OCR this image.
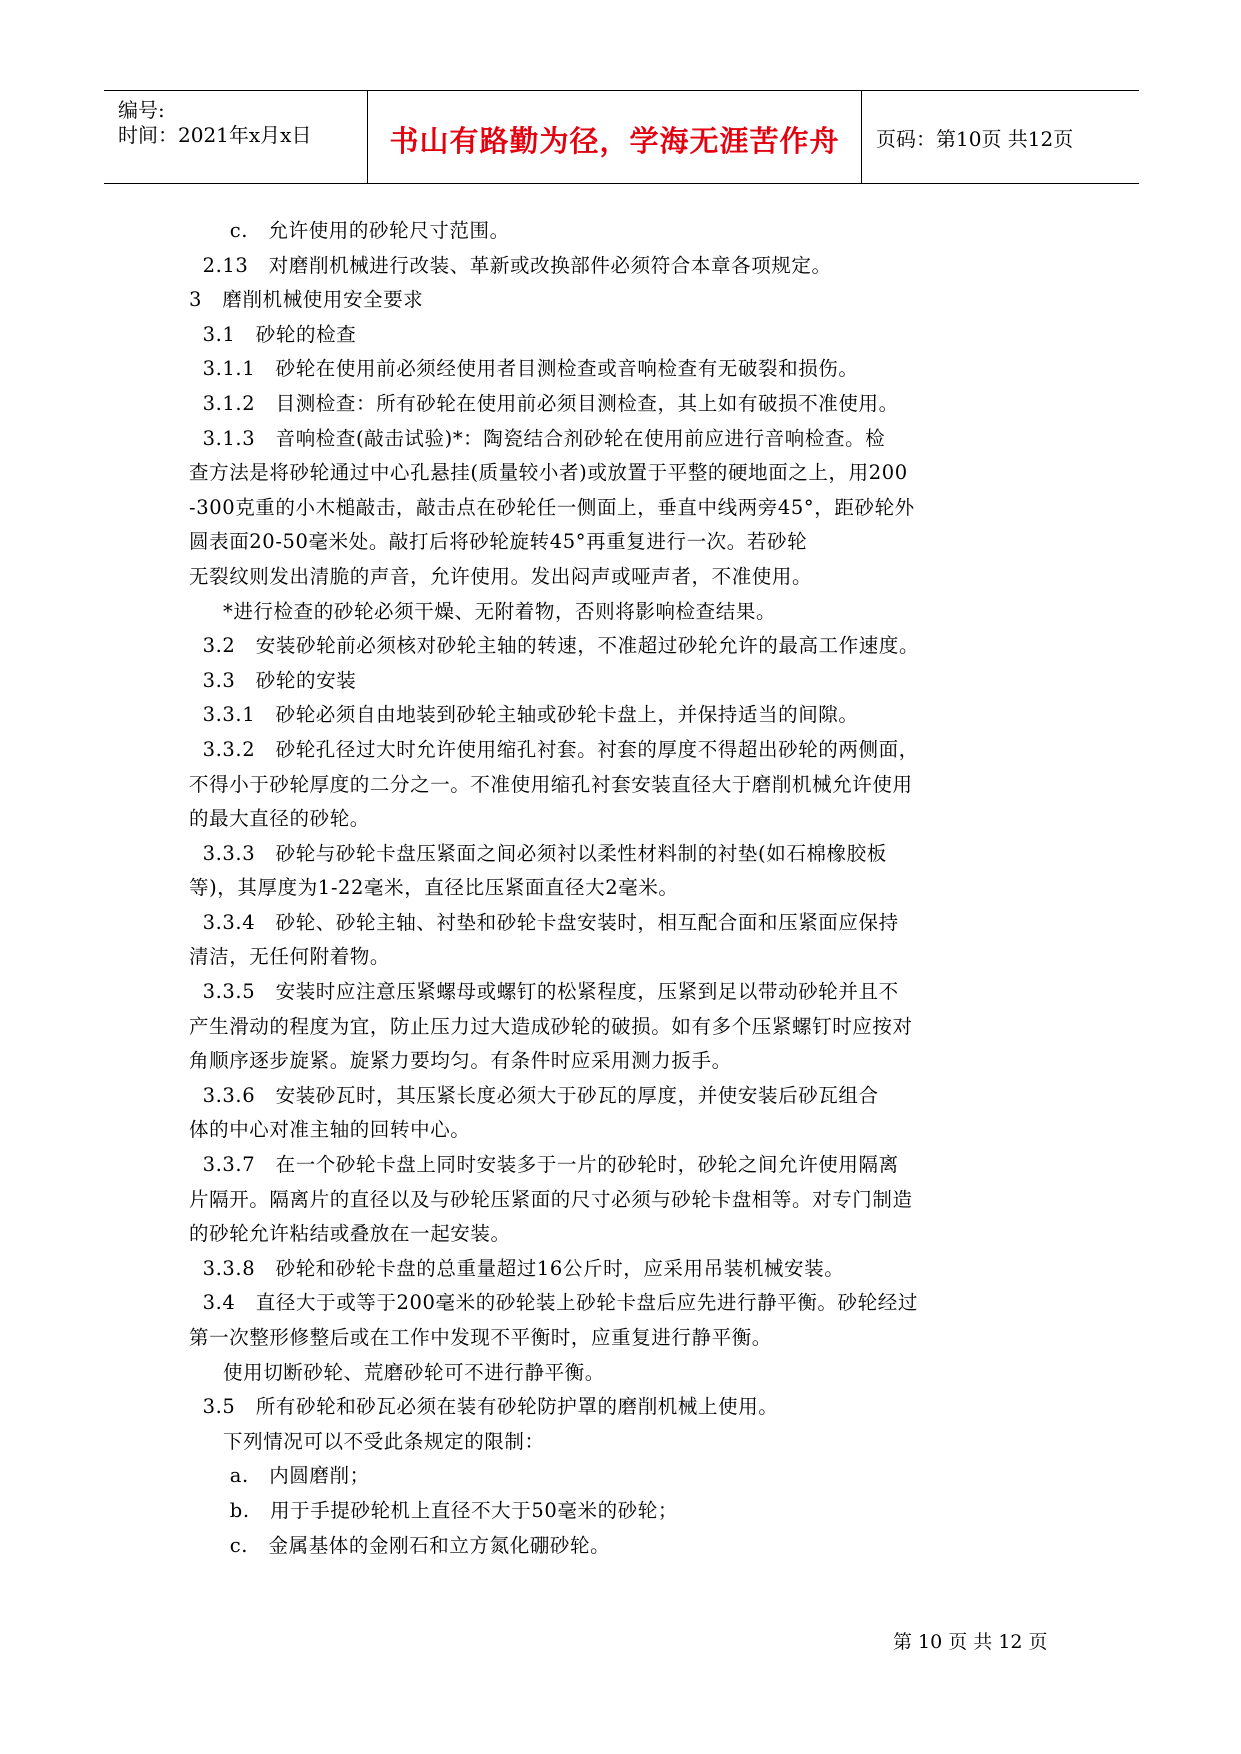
编号:
时间：2021年x月x日	书山有路勤为径，学海无涯苦作舟	页码：第10页 共12页
c.   允许使用的砂轮尺寸范围。
2.13   对磨削机械进行改装、革新或改换部件必须符合本章各项规定。
3   磨削机械使用安全要求
3.1   砂轮的检查
3.1.1   砂轮在使用前必须经使用者目测检查或音响检查有无破裂和损伤。
3.1.2   目测检查：所有砂轮在使用前必须目测检查，其上如有破损不准使用。
3.1.3   音响检查(敲击试验)*：陶瓷结合剂砂轮在使用前应进行音响检查。检
查方法是将砂轮通过中心孔悬挂(质量较小者)或放置于平整的硬地面之上，用200
-300克重的小木槌敲击，敲击点在砂轮任一侧面上，垂直中线两旁45°，距砂轮外
圆表面20-50毫米处。敲打后将砂轮旋转45°再重复进行一次。若砂轮
无裂纹则发出清脆的声音，允许使用。发出闷声或哑声者，不准使用。
*进行检查的砂轮必须干燥、无附着物，否则将影响检查结果。
3.2   安装砂轮前必须核对砂轮主轴的转速，不准超过砂轮允许的最高工作速度。
3.3   砂轮的安装
3.3.1   砂轮必须自由地装到砂轮主轴或砂轮卡盘上，并保持适当的间隙。
3.3.2   砂轮孔径过大时允许使用缩孔衬套。衬套的厚度不得超出砂轮的两侧面，
不得小于砂轮厚度的二分之一。不准使用缩孔衬套安装直径大于磨削机械允许使用
的最大直径的砂轮。
3.3.3   砂轮与砂轮卡盘压紧面之间必须衬以柔性材料制的衬垫(如石棉橡胶板
等)，其厚度为1-22毫米，直径比压紧面直径大2毫米。
3.3.4   砂轮、砂轮主轴、衬垫和砂轮卡盘安装时，相互配合面和压紧面应保持
清洁，无任何附着物。
3.3.5   安装时应注意压紧螺母或螺钉的松紧程度，压紧到足以带动砂轮并且不
产生滑动的程度为宜，防止压力过大造成砂轮的破损。如有多个压紧螺钉时应按对
角顺序逐步旋紧。旋紧力要均匀。有条件时应采用测力扳手。
3.3.6   安装砂瓦时，其压紧长度必须大于砂瓦的厚度，并使安装后砂瓦组合
体的中心对准主轴的回转中心。
3.3.7   在一个砂轮卡盘上同时安装多于一片的砂轮时，砂轮之间允许使用隔离
片隔开。隔离片的直径以及与砂轮压紧面的尺寸必须与砂轮卡盘相等。对专门制造
的砂轮允许粘结或叠放在一起安装。
3.3.8   砂轮和砂轮卡盘的总重量超过16公斤时，应采用吊装机械安装。
3.4   直径大于或等于200毫米的砂轮装上砂轮卡盘后应先进行静平衡。砂轮经过
第一次整形修整后或在工作中发现不平衡时，应重复进行静平衡。
使用切断砂轮、荒磨砂轮可不进行静平衡。
3.5   所有砂轮和砂瓦必须在装有砂轮防护罩的磨削机械上使用。
下列情况可以不受此条规定的限制：
a.   内圆磨削；
b.   用于手提砂轮机上直径不大于50毫米的砂轮；
c.   金属基体的金刚石和立方氮化硼砂轮。
第 10 页 共 12 页
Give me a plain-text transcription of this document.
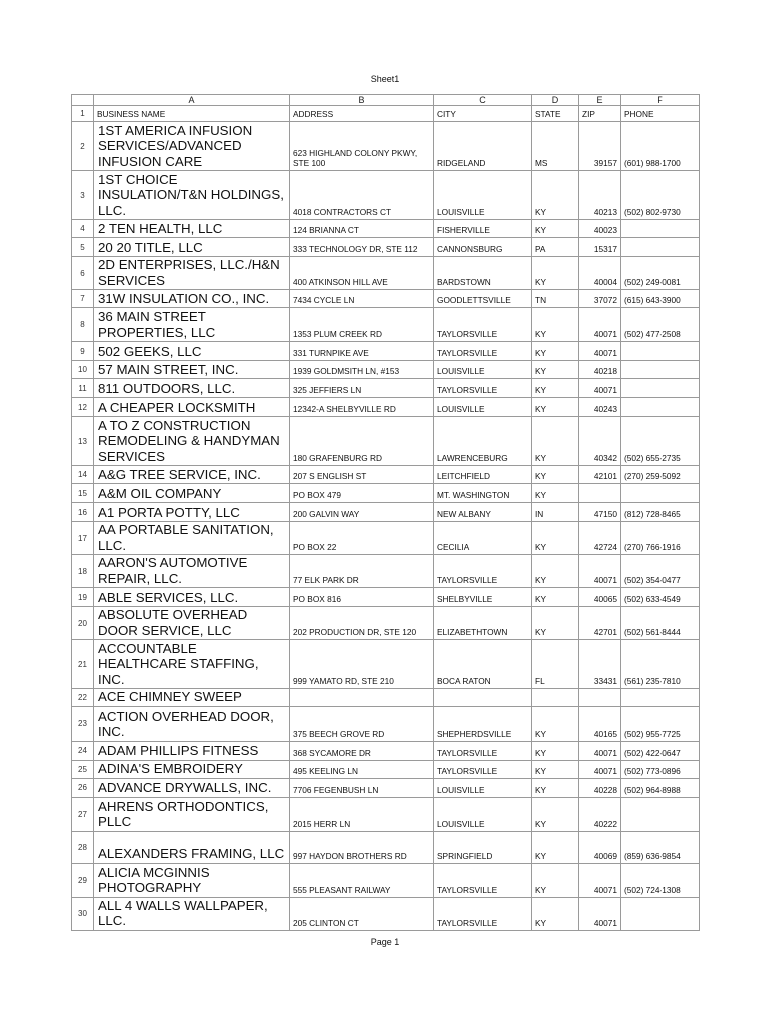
Sheet1
	A	B	C	D	E	F
1	BUSINESS NAME	ADDRESS	CITY	STATE	ZIP	PHONE
2	1ST AMERICA INFUSION SERVICES/ADVANCED INFUSION CARE	623 HIGHLAND COLONY PKWY, STE 100	RIDGELAND	MS	39157	(601) 988-1700
3	1ST CHOICE INSULATION/T&N HOLDINGS, LLC.	4018 CONTRACTORS CT	LOUISVILLE	KY	40213	(502) 802-9730
4	2 TEN HEALTH, LLC	124 BRIANNA CT	FISHERVILLE	KY	40023	
5	20 20 TITLE, LLC	333 TECHNOLOGY DR, STE 112	CANNONSBURG	PA	15317	
6	2D ENTERPRISES, LLC./H&N SERVICES	400 ATKINSON HILL AVE	BARDSTOWN	KY	40004	(502) 249-0081
7	31W INSULATION CO., INC.	7434 CYCLE LN	GOODLETTSVILLE	TN	37072	(615) 643-3900
8	36 MAIN STREET PROPERTIES, LLC	1353 PLUM CREEK RD	TAYLORSVILLE	KY	40071	(502) 477-2508
9	502 GEEKS, LLC	331 TURNPIKE AVE	TAYLORSVILLE	KY	40071	
10	57 MAIN STREET, INC.	1939 GOLDMSITH LN, #153	LOUISVILLE	KY	40218	
11	811 OUTDOORS, LLC.	325 JEFFIERS LN	TAYLORSVILLE	KY	40071	
12	A CHEAPER LOCKSMITH	12342-A SHELBYVILLE RD	LOUISVILLE	KY	40243	
13	A TO Z CONSTRUCTION REMODELING & HANDYMAN SERVICES	180 GRAFENBURG RD	LAWRENCEBURG	KY	40342	(502) 655-2735
14	A&G TREE SERVICE, INC.	207 S ENGLISH ST	LEITCHFIELD	KY	42101	(270) 259-5092
15	A&M OIL COMPANY	PO BOX 479	MT. WASHINGTON	KY		
16	A1 PORTA POTTY, LLC	200 GALVIN WAY	NEW ALBANY	IN	47150	(812) 728-8465
17	AA PORTABLE SANITATION, LLC.	PO BOX 22	CECILIA	KY	42724	(270) 766-1916
18	AARON'S AUTOMOTIVE REPAIR, LLC.	77 ELK PARK DR	TAYLORSVILLE	KY	40071	(502) 354-0477
19	ABLE SERVICES, LLC.	PO BOX 816	SHELBYVILLE	KY	40065	(502) 633-4549
20	ABSOLUTE OVERHEAD DOOR SERVICE, LLC	202 PRODUCTION DR, STE 120	ELIZABETHTOWN	KY	42701	(502) 561-8444
21	ACCOUNTABLE HEALTHCARE STAFFING, INC.	999 YAMATO RD, STE 210	BOCA RATON	FL	33431	(561) 235-7810
22	ACE CHIMNEY SWEEP					
23	ACTION OVERHEAD DOOR, INC.	375 BEECH GROVE RD	SHEPHERDSVILLE	KY	40165	(502) 955-7725
24	ADAM PHILLIPS FITNESS	368 SYCAMORE DR	TAYLORSVILLE	KY	40071	(502) 422-0647
25	ADINA'S EMBROIDERY	495 KEELING LN	TAYLORSVILLE	KY	40071	(502) 773-0896
26	ADVANCE DRYWALLS, INC.	7706 FEGENBUSH LN	LOUISVILLE	KY	40228	(502) 964-8988
27	AHRENS ORTHODONTICS, PLLC	2015 HERR LN	LOUISVILLE	KY	40222	
28	ALEXANDERS FRAMING, LLC	997 HAYDON BROTHERS RD	SPRINGFIELD	KY	40069	(859) 636-9854
29	ALICIA MCGINNIS PHOTOGRAPHY	555 PLEASANT RAILWAY	TAYLORSVILLE	KY	40071	(502) 724-1308
30	ALL 4 WALLS WALLPAPER, LLC.	205 CLINTON CT	TAYLORSVILLE	KY	40071	
Page 1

====

Omit all pictures while transcribing the entries verbatim.

OCR this image.
编号:
时间：2021年x月x日	书山有路勤为径，学海无涯苦作舟	页码：第10页 共12页
c.   允许使用的砂轮尺寸范围。
2.13   对磨削机械进行改装、革新或改换部件必须符合本章各项规定。
3   磨削机械使用安全要求
3.1   砂轮的检查
3.1.1   砂轮在使用前必须经使用者目测检查或音响检查有无破裂和损伤。
3.1.2   目测检查：所有砂轮在使用前必须目测检查，其上如有破损不准使用。
3.1.3   音响检查(敲击试验)*：陶瓷结合剂砂轮在使用前应进行音响检查。检
查方法是将砂轮通过中心孔悬挂(质量较小者)或放置于平整的硬地面之上，用200
-300克重的小木槌敲击，敲击点在砂轮任一侧面上，垂直中线两旁45°，距砂轮外
圆表面20-50毫米处。敲打后将砂轮旋转45°再重复进行一次。若砂轮
无裂纹则发出清脆的声音，允许使用。发出闷声或哑声者，不准使用。
*进行检查的砂轮必须干燥、无附着物，否则将影响检查结果。
3.2   安装砂轮前必须核对砂轮主轴的转速，不准超过砂轮允许的最高工作速度。
3.3   砂轮的安装
3.3.1   砂轮必须自由地装到砂轮主轴或砂轮卡盘上，并保持适当的间隙。
3.3.2   砂轮孔径过大时允许使用缩孔衬套。衬套的厚度不得超出砂轮的两侧面，
不得小于砂轮厚度的二分之一。不准使用缩孔衬套安装直径大于磨削机械允许使用
的最大直径的砂轮。
3.3.3   砂轮与砂轮卡盘压紧面之间必须衬以柔性材料制的衬垫(如石棉橡胶板
等)，其厚度为1-22毫米，直径比压紧面直径大2毫米。
3.3.4   砂轮、砂轮主轴、衬垫和砂轮卡盘安装时，相互配合面和压紧面应保持
清洁，无任何附着物。
3.3.5   安装时应注意压紧螺母或螺钉的松紧程度，压紧到足以带动砂轮并且不
产生滑动的程度为宜，防止压力过大造成砂轮的破损。如有多个压紧螺钉时应按对
角顺序逐步旋紧。旋紧力要均匀。有条件时应采用测力扳手。
3.3.6   安装砂瓦时，其压紧长度必须大于砂瓦的厚度，并使安装后砂瓦组合
体的中心对准主轴的回转中心。
3.3.7   在一个砂轮卡盘上同时安装多于一片的砂轮时，砂轮之间允许使用隔离
片隔开。隔离片的直径以及与砂轮压紧面的尺寸必须与砂轮卡盘相等。对专门制造
的砂轮允许粘结或叠放在一起安装。
3.3.8   砂轮和砂轮卡盘的总重量超过16公斤时，应采用吊装机械安装。
3.4   直径大于或等于200毫米的砂轮装上砂轮卡盘后应先进行静平衡。砂轮经过
第一次整形修整后或在工作中发现不平衡时，应重复进行静平衡。
使用切断砂轮、荒磨砂轮可不进行静平衡。
3.5   所有砂轮和砂瓦必须在装有砂轮防护罩的磨削机械上使用。
下列情况可以不受此条规定的限制：
a.   内圆磨削；
b.   用于手提砂轮机上直径不大于50毫米的砂轮；
c.   金属基体的金刚石和立方氮化硼砂轮。
第 10 页 共 12 页
Give me a plain-text transcription of this document.
Sheet1
	A	B	C	D	E	F
1	BUSINESS NAME	ADDRESS	CITY	STATE	ZIP	PHONE
2	1ST AMERICA INFUSION SERVICES/ADVANCED INFUSION CARE	623 HIGHLAND COLONY PKWY, STE 100	RIDGELAND	MS	39157	(601) 988-1700
3	1ST CHOICE INSULATION/T&N HOLDINGS, LLC.	4018 CONTRACTORS CT	LOUISVILLE	KY	40213	(502) 802-9730
4	2 TEN HEALTH, LLC	124 BRIANNA CT	FISHERVILLE	KY	40023	
5	20 20 TITLE, LLC	333 TECHNOLOGY DR, STE 112	CANNONSBURG	PA	15317	
6	2D ENTERPRISES, LLC./H&N SERVICES	400 ATKINSON HILL AVE	BARDSTOWN	KY	40004	(502) 249-0081
7	31W INSULATION CO., INC.	7434 CYCLE LN	GOODLETTSVILLE	TN	37072	(615) 643-3900
8	36 MAIN STREET PROPERTIES, LLC	1353 PLUM CREEK RD	TAYLORSVILLE	KY	40071	(502) 477-2508
9	502 GEEKS, LLC	331 TURNPIKE AVE	TAYLORSVILLE	KY	40071	
10	57 MAIN STREET, INC.	1939 GOLDMSITH LN, #153	LOUISVILLE	KY	40218	
11	811 OUTDOORS, LLC.	325 JEFFIERS LN	TAYLORSVILLE	KY	40071	
12	A CHEAPER LOCKSMITH	12342-A SHELBYVILLE RD	LOUISVILLE	KY	40243	
13	A TO Z CONSTRUCTION REMODELING & HANDYMAN SERVICES	180 GRAFENBURG RD	LAWRENCEBURG	KY	40342	(502) 655-2735
14	A&G TREE SERVICE, INC.	207 S ENGLISH ST	LEITCHFIELD	KY	42101	(270) 259-5092
15	A&M OIL COMPANY	PO BOX 479	MT. WASHINGTON	KY		
16	A1 PORTA POTTY, LLC	200 GALVIN WAY	NEW ALBANY	IN	47150	(812) 728-8465
17	AA PORTABLE SANITATION, LLC.	PO BOX 22	CECILIA	KY	42724	(270) 766-1916
18	AARON'S AUTOMOTIVE REPAIR, LLC.	77 ELK PARK DR	TAYLORSVILLE	KY	40071	(502) 354-0477
19	ABLE SERVICES, LLC.	PO BOX 816	SHELBYVILLE	KY	40065	(502) 633-4549
20	ABSOLUTE OVERHEAD DOOR SERVICE, LLC	202 PRODUCTION DR, STE 120	ELIZABETHTOWN	KY	42701	(502) 561-8444
21	ACCOUNTABLE HEALTHCARE STAFFING, INC.	999 YAMATO RD, STE 210	BOCA RATON	FL	33431	(561) 235-7810
22	ACE CHIMNEY SWEEP					
23	ACTION OVERHEAD DOOR, INC.	375 BEECH GROVE RD	SHEPHERDSVILLE	KY	40165	(502) 955-7725
24	ADAM PHILLIPS FITNESS	368 SYCAMORE DR	TAYLORSVILLE	KY	40071	(502) 422-0647
25	ADINA'S EMBROIDERY	495 KEELING LN	TAYLORSVILLE	KY	40071	(502) 773-0896
26	ADVANCE DRYWALLS, INC.	7706 FEGENBUSH LN	LOUISVILLE	KY	40228	(502) 964-8988
27	AHRENS ORTHODONTICS, PLLC	2015 HERR LN	LOUISVILLE	KY	40222	
28	ALEXANDERS FRAMING, LLC	997 HAYDON BROTHERS RD	SPRINGFIELD	KY	40069	(859) 636-9854
29	ALICIA MCGINNIS PHOTOGRAPHY	555 PLEASANT RAILWAY	TAYLORSVILLE	KY	40071	(502) 724-1308
30	ALL 4 WALLS WALLPAPER, LLC.	205 CLINTON CT	TAYLORSVILLE	KY	40071	
Page 1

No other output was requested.